=== INPUT ROWS ===
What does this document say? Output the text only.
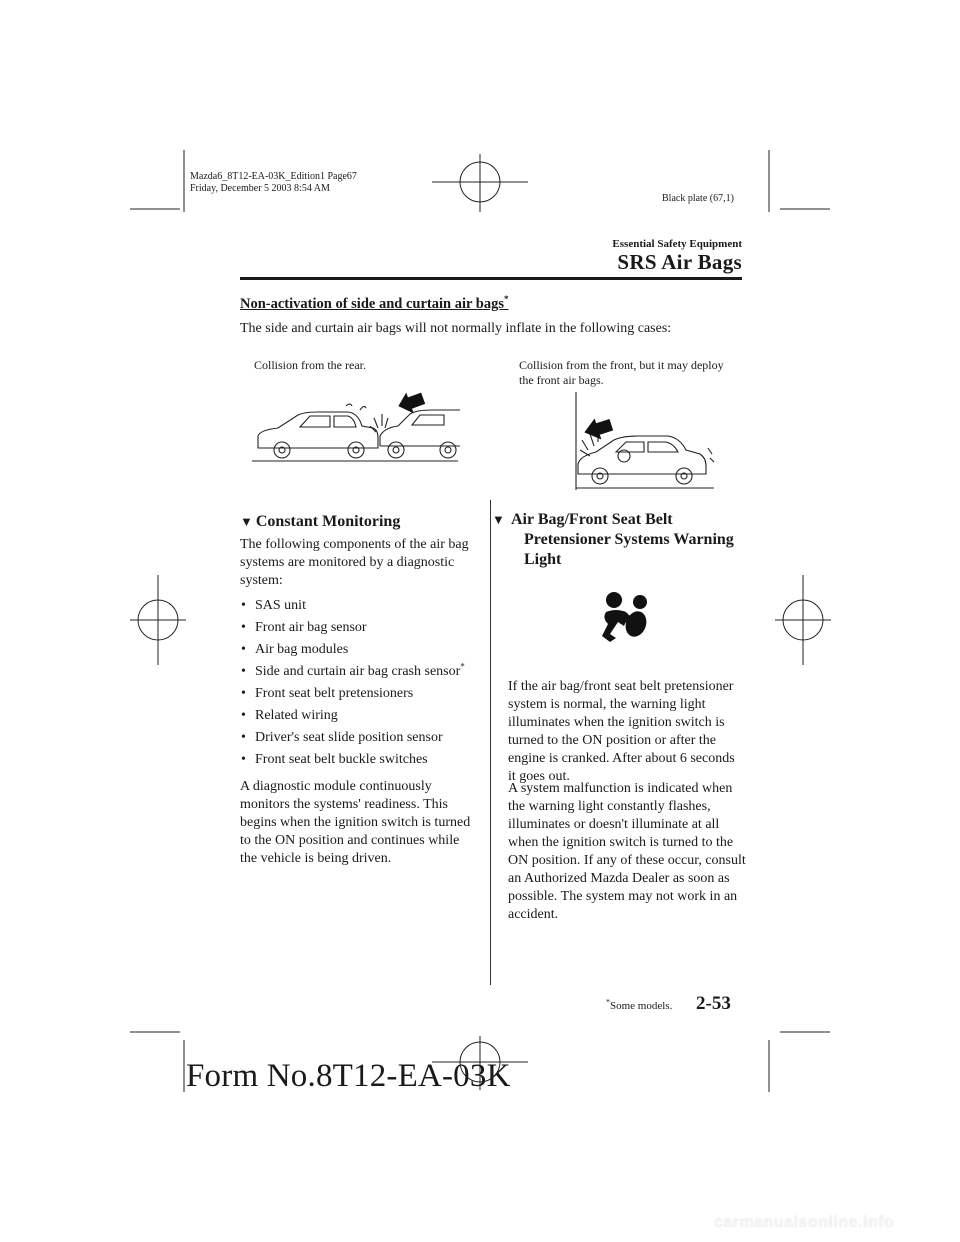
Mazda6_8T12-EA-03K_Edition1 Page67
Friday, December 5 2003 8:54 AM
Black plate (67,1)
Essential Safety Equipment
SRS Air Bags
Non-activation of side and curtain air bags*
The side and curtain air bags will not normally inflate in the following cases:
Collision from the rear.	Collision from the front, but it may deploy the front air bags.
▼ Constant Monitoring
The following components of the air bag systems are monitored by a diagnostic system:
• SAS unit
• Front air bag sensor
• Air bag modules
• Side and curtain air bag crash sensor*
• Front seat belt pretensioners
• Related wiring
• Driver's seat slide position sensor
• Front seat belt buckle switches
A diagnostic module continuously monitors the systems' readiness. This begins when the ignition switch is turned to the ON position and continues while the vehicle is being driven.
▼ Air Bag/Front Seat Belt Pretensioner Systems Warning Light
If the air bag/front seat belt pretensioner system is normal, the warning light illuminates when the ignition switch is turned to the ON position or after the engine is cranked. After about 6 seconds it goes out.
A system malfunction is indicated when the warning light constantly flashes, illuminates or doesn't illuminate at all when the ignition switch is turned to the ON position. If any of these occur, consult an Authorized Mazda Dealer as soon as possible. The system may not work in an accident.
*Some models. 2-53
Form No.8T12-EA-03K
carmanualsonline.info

==

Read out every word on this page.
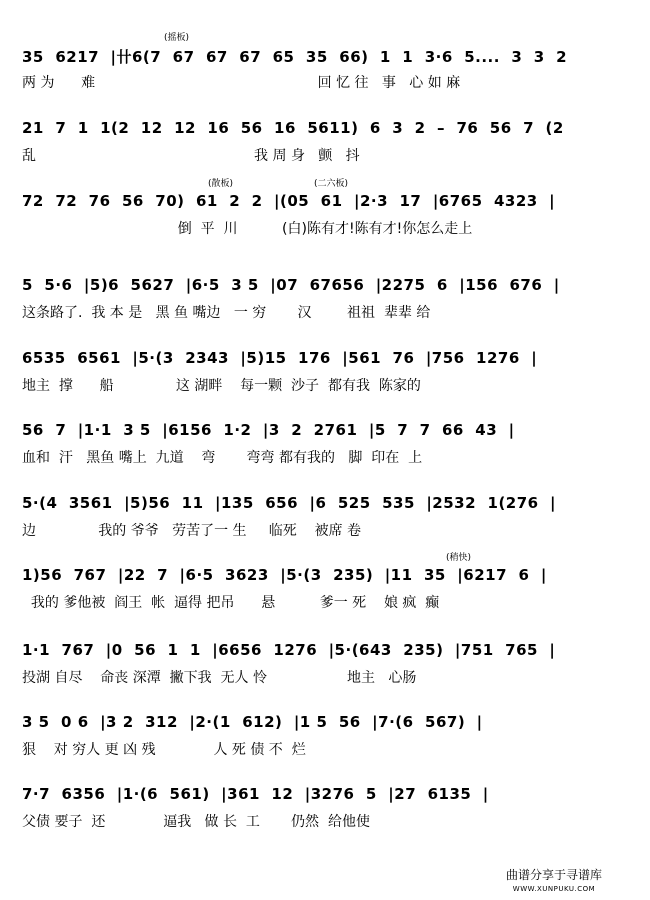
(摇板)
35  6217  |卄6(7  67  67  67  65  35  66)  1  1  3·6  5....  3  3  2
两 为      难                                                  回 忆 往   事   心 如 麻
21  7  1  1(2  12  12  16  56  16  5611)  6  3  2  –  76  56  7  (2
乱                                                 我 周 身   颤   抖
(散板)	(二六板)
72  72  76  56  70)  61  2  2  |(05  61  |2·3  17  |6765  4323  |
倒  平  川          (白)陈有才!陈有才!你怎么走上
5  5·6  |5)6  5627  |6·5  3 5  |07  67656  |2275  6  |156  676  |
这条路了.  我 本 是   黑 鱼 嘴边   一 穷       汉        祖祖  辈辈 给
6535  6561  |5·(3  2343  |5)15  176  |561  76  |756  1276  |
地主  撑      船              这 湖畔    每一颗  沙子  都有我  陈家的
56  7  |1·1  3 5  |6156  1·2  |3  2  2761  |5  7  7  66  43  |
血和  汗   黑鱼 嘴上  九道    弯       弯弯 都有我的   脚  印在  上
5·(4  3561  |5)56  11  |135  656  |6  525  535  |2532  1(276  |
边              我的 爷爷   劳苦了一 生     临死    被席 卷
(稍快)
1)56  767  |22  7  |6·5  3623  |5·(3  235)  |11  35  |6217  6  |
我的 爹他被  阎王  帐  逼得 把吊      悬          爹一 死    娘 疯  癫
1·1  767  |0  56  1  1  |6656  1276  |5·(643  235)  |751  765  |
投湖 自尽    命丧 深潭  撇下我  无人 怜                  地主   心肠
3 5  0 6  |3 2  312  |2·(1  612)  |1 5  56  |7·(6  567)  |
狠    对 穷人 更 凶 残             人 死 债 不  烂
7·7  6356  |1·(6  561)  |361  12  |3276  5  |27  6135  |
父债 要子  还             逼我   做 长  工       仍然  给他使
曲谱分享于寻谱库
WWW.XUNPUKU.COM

=== TASK ===
Tally the lines in the records above that contain the word "when", and give only that number.

=== RESULT FOR THIS TASK ===
3